■ Work required: Below you will find a set of lines. Repeat them all exactly.

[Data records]
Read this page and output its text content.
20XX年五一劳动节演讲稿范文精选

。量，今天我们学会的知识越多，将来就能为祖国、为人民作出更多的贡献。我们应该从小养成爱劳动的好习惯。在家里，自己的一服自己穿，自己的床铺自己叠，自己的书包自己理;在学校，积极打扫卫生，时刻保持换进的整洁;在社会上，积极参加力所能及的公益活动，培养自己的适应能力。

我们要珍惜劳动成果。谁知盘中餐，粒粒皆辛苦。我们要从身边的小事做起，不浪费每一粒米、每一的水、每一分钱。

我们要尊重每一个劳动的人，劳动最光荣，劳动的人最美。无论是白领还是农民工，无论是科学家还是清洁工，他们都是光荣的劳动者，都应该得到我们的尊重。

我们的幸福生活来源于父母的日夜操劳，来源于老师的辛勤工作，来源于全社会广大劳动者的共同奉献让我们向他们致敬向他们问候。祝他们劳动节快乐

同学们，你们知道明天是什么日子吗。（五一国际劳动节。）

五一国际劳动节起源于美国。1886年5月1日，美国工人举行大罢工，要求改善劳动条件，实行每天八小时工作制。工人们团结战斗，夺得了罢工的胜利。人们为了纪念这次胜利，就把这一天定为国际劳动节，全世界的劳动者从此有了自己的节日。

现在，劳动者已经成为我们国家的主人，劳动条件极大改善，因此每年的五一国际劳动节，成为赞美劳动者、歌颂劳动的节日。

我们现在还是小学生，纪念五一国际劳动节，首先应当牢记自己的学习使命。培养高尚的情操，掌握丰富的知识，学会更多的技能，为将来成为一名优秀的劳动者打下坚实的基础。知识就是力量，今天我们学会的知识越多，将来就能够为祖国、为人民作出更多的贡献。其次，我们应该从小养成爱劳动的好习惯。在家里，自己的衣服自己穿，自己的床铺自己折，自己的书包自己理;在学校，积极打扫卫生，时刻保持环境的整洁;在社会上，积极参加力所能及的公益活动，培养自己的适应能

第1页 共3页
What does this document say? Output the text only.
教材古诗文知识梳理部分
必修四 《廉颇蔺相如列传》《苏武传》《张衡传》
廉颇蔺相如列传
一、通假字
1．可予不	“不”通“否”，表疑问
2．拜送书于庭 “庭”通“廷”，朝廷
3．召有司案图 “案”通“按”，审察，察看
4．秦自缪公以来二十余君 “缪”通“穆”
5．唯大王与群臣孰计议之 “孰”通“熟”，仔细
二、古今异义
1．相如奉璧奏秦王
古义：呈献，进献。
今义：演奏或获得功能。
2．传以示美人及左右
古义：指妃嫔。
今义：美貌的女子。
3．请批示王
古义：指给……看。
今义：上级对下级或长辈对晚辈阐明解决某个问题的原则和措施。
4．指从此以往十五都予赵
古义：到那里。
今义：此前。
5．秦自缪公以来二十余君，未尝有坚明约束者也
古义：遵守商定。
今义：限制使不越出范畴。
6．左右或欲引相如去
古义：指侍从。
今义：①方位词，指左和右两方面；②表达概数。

■ The answer:
Read this page and output its text content.
20XX年五一劳动节演讲稿范文精选

。量，今天我们学会的知识越多，将来就能为祖国、为人民作出更多的贡献。我们应该从小养成爱劳动的好习惯。在家里，自己的一服自己穿，自己的床铺自己叠，自己的书包自己理;在学校，积极打扫卫生，时刻保持换进的整洁;在社会上，积极参加力所能及的公益活动，培养自己的适应能力。

我们要珍惜劳动成果。谁知盘中餐，粒粒皆辛苦。我们要从身边的小事做起，不浪费每一粒米、每一的水、每一分钱。

我们要尊重每一个劳动的人，劳动最光荣，劳动的人最美。无论是白领还是农民工，无论是科学家还是清洁工，他们都是光荣的劳动者，都应该得到我们的尊重。

我们的幸福生活来源于父母的日夜操劳，来源于老师的辛勤工作，来源于全社会广大劳动者的共同奉献让我们向他们致敬向他们问候。祝他们劳动节快乐

同学们，你们知道明天是什么日子吗。（五一国际劳动节。）

五一国际劳动节起源于美国。1886年5月1日，美国工人举行大罢工，要求改善劳动条件，实行每天八小时工作制。工人们团结战斗，夺得了罢工的胜利。人们为了纪念这次胜利，就把这一天定为国际劳动节，全世界的劳动者从此有了自己的节日。

现在，劳动者已经成为我们国家的主人，劳动条件极大改善，因此每年的五一国际劳动节，成为赞美劳动者、歌颂劳动的节日。

我们现在还是小学生，纪念五一国际劳动节，首先应当牢记自己的学习使命。培养高尚的情操，掌握丰富的知识，学会更多的技能，为将来成为一名优秀的劳动者打下坚实的基础。知识就是力量，今天我们学会的知识越多，将来就能够为祖国、为人民作出更多的贡献。其次，我们应该从小养成爱劳动的好习惯。在家里，自己的衣服自己穿，自己的床铺自己折，自己的书包自己理;在学校，积极打扫卫生，时刻保持环境的整洁;在社会上，积极参加力所能及的公益活动，培养自己的适应能

第1页 共3页
What does this document say? Output the text only.
教材古诗文知识梳理部分
必修四 《廉颇蔺相如列传》《苏武传》《张衡传》
廉颇蔺相如列传
一、通假字
1．可予不	“不”通“否”，表疑问
2．拜送书于庭 “庭”通“廷”，朝廷
3．召有司案图 “案”通“按”，审察，察看
4．秦自缪公以来二十余君 “缪”通“穆”
5．唯大王与群臣孰计议之 “孰”通“熟”，仔细
二、古今异义
1．相如奉璧奏秦王
古义：呈献，进献。
今义：演奏或获得功能。
2．传以示美人及左右
古义：指妃嫔。
今义：美貌的女子。
3．请批示王
古义：指给……看。
今义：上级对下级或长辈对晚辈阐明解决某个问题的原则和措施。
4．指从此以往十五都予赵
古义：到那里。
今义：此前。
5．秦自缪公以来二十余君，未尝有坚明约束者也
古义：遵守商定。
今义：限制使不越出范畴。
6．左右或欲引相如去
古义：指侍从。
今义：①方位词，指左和右两方面；②表达概数。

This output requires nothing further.